Problem to solve
Reproduce every line of the material below verbatim, leaving out the pictures.

(Element boundary records)
--- Start ---

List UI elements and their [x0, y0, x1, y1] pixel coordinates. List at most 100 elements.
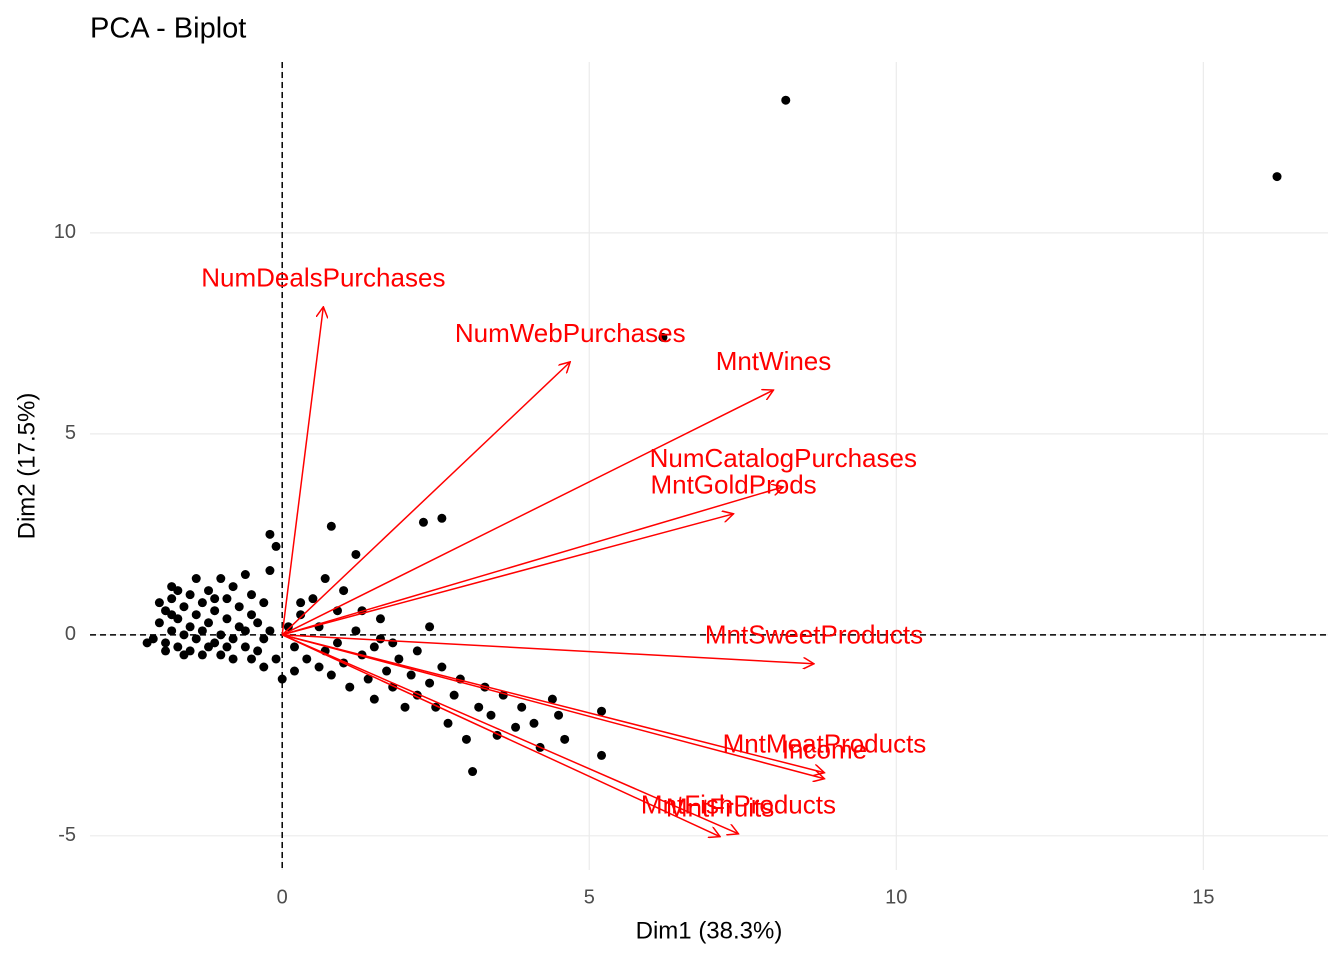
- point: [173, 586, 183, 596]
- point: [197, 598, 207, 608]
- point: [314, 662, 324, 672]
- point: [363, 674, 373, 684]
- x-tick-label: 0: [277, 886, 288, 908]
- point: [197, 650, 207, 660]
- point: [265, 566, 275, 576]
- loading-label: Income: [782, 735, 867, 765]
- point: [1272, 172, 1282, 182]
- point: [271, 654, 281, 664]
- point: [185, 622, 195, 632]
- y-tick-label: -5: [58, 824, 76, 846]
- point: [781, 95, 791, 105]
- x-tick-label: 15: [1192, 886, 1214, 908]
- point: [173, 642, 183, 652]
- point: [222, 614, 232, 624]
- point: [425, 678, 435, 688]
- point: [234, 602, 244, 612]
- loading-label: MntSweetProducts: [705, 620, 923, 650]
- point: [253, 618, 263, 628]
- point: [461, 734, 471, 744]
- point: [296, 610, 306, 620]
- point: [204, 586, 214, 596]
- point: [437, 662, 447, 672]
- loading-arrow: [281, 634, 720, 837]
- point: [425, 622, 435, 632]
- point: [167, 594, 177, 604]
- point: [511, 722, 521, 732]
- point: [554, 710, 564, 720]
- point: [375, 634, 385, 644]
- point: [265, 626, 275, 636]
- point: [228, 634, 238, 644]
- point: [210, 606, 220, 616]
- point: [210, 594, 220, 604]
- point: [302, 654, 312, 664]
- point: [320, 574, 330, 584]
- loading-label: MntMeatProducts: [723, 729, 927, 759]
- loading-arrow: [281, 390, 773, 636]
- loading-label: NumWebPurchases: [455, 318, 686, 348]
- point: [375, 614, 385, 624]
- point: [167, 626, 177, 636]
- point: [265, 529, 275, 539]
- point: [369, 694, 379, 704]
- point: [597, 706, 607, 716]
- loading-arrow: [282, 514, 733, 636]
- point: [222, 594, 232, 604]
- point: [191, 574, 201, 584]
- loading-arrow: [282, 634, 824, 779]
- loading-arrow: [282, 634, 814, 664]
- point: [179, 650, 189, 660]
- loading-arrow: [281, 362, 570, 636]
- y-axis-title: Dim2 (17.5%): [13, 393, 40, 540]
- loading-arrow: [281, 307, 323, 635]
- point: [216, 630, 226, 640]
- point: [560, 734, 570, 744]
- y-tick-label: 10: [54, 221, 76, 243]
- point: [277, 674, 287, 684]
- point: [240, 570, 250, 580]
- point: [185, 590, 195, 600]
- point: [326, 521, 336, 531]
- loading-arrow: [281, 487, 783, 636]
- loading-arrow: [281, 634, 738, 834]
- point: [345, 682, 355, 692]
- chart-title: PCA - Biplot: [90, 13, 246, 45]
- point: [204, 618, 214, 628]
- point: [369, 642, 379, 652]
- point: [222, 642, 232, 652]
- x-axis-title: Dim1 (38.3%): [636, 917, 783, 944]
- point: [597, 750, 607, 760]
- point: [658, 332, 668, 342]
- point: [289, 642, 299, 652]
- point: [191, 634, 201, 644]
- point: [326, 670, 336, 680]
- point: [517, 702, 527, 712]
- point: [259, 634, 269, 644]
- x-tick-label: 5: [584, 886, 595, 908]
- y-tick-label: 0: [65, 623, 76, 645]
- loading-label: MntFruits: [666, 793, 774, 823]
- point: [400, 702, 410, 712]
- point: [179, 630, 189, 640]
- point: [154, 598, 164, 608]
- point: [474, 702, 484, 712]
- point: [228, 582, 238, 592]
- point: [259, 662, 269, 672]
- point: [228, 654, 238, 664]
- point: [296, 598, 306, 608]
- point: [259, 598, 269, 608]
- point: [406, 670, 416, 680]
- point: [167, 610, 177, 620]
- point: [339, 586, 349, 596]
- point: [247, 590, 257, 600]
- loading-label: MntFishProducts: [641, 790, 836, 820]
- point: [179, 602, 189, 612]
- point: [529, 718, 539, 728]
- loading-label: NumCatalogPurchases: [650, 443, 917, 473]
- point: [154, 618, 164, 628]
- point: [148, 634, 158, 644]
- y-tick-label: 5: [65, 422, 76, 444]
- point: [271, 541, 281, 551]
- point: [204, 642, 214, 652]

--- End ---

Task answer
List UI elements and their [x0, y0, x1, y1] pixel coordinates. List at most 100 elements.
- point: [173, 586, 183, 596]
- point: [197, 598, 207, 608]
- point: [314, 662, 324, 672]
- point: [363, 674, 373, 684]
- x-tick-label: 0: [277, 886, 288, 908]
- point: [197, 650, 207, 660]
- point: [265, 566, 275, 576]
- loading-label: Income: [782, 735, 867, 765]
- point: [1272, 172, 1282, 182]
- point: [271, 654, 281, 664]
- point: [185, 622, 195, 632]
- y-tick-label: -5: [58, 824, 76, 846]
- point: [781, 95, 791, 105]
- x-tick-label: 15: [1192, 886, 1214, 908]
- point: [173, 642, 183, 652]
- point: [222, 614, 232, 624]
- point: [425, 678, 435, 688]
- point: [234, 602, 244, 612]
- loading-label: MntSweetProducts: [705, 620, 923, 650]
- point: [253, 618, 263, 628]
- point: [461, 734, 471, 744]
- point: [296, 610, 306, 620]
- point: [204, 586, 214, 596]
- point: [437, 662, 447, 672]
- loading-arrow: [281, 634, 720, 837]
- point: [425, 622, 435, 632]
- point: [167, 594, 177, 604]
- point: [511, 722, 521, 732]
- point: [554, 710, 564, 720]
- point: [375, 634, 385, 644]
- point: [265, 626, 275, 636]
- point: [228, 634, 238, 644]
- point: [210, 606, 220, 616]
- point: [210, 594, 220, 604]
- point: [302, 654, 312, 664]
- point: [320, 574, 330, 584]
- loading-label: MntMeatProducts: [723, 729, 927, 759]
- loading-arrow: [281, 390, 773, 636]
- loading-label: NumWebPurchases: [455, 318, 686, 348]
- point: [375, 614, 385, 624]
- point: [167, 626, 177, 636]
- point: [265, 529, 275, 539]
- point: [369, 694, 379, 704]
- point: [597, 706, 607, 716]
- loading-arrow: [282, 514, 733, 636]
- point: [222, 594, 232, 604]
- point: [191, 574, 201, 584]
- loading-arrow: [282, 634, 824, 779]
- loading-arrow: [282, 634, 814, 664]
- point: [179, 650, 189, 660]
- loading-arrow: [281, 362, 570, 636]
- y-axis-title: Dim2 (17.5%): [13, 393, 40, 540]
- loading-arrow: [281, 307, 323, 635]
- point: [216, 630, 226, 640]
- point: [560, 734, 570, 744]
- y-tick-label: 10: [54, 221, 76, 243]
- point: [277, 674, 287, 684]
- point: [240, 570, 250, 580]
- point: [185, 590, 195, 600]
- point: [326, 521, 336, 531]
- loading-arrow: [281, 487, 783, 636]
- loading-arrow: [281, 634, 738, 834]
- point: [345, 682, 355, 692]
- chart-title: PCA - Biplot: [90, 13, 246, 45]
- point: [204, 618, 214, 628]
- point: [369, 642, 379, 652]
- point: [222, 642, 232, 652]
- x-axis-title: Dim1 (38.3%): [636, 917, 783, 944]
- point: [597, 750, 607, 760]
- point: [658, 332, 668, 342]
- point: [289, 642, 299, 652]
- point: [191, 634, 201, 644]
- point: [326, 670, 336, 680]
- point: [517, 702, 527, 712]
- point: [259, 634, 269, 644]
- x-tick-label: 5: [584, 886, 595, 908]
- y-tick-label: 0: [65, 623, 76, 645]
- loading-label: MntFruits: [666, 793, 774, 823]
- point: [400, 702, 410, 712]
- point: [179, 630, 189, 640]
- point: [154, 598, 164, 608]
- point: [474, 702, 484, 712]
- point: [228, 582, 238, 592]
- point: [259, 662, 269, 672]
- point: [228, 654, 238, 664]
- point: [296, 598, 306, 608]
- point: [259, 598, 269, 608]
- point: [406, 670, 416, 680]
- point: [167, 610, 177, 620]
- point: [339, 586, 349, 596]
- point: [247, 590, 257, 600]
- loading-label: MntFishProducts: [641, 790, 836, 820]
- point: [179, 602, 189, 612]
- point: [529, 718, 539, 728]
- loading-label: NumCatalogPurchases: [650, 443, 917, 473]
- point: [154, 618, 164, 628]
- point: [148, 634, 158, 644]
- y-tick-label: 5: [65, 422, 76, 444]
- point: [271, 541, 281, 551]
- point: [204, 642, 214, 652]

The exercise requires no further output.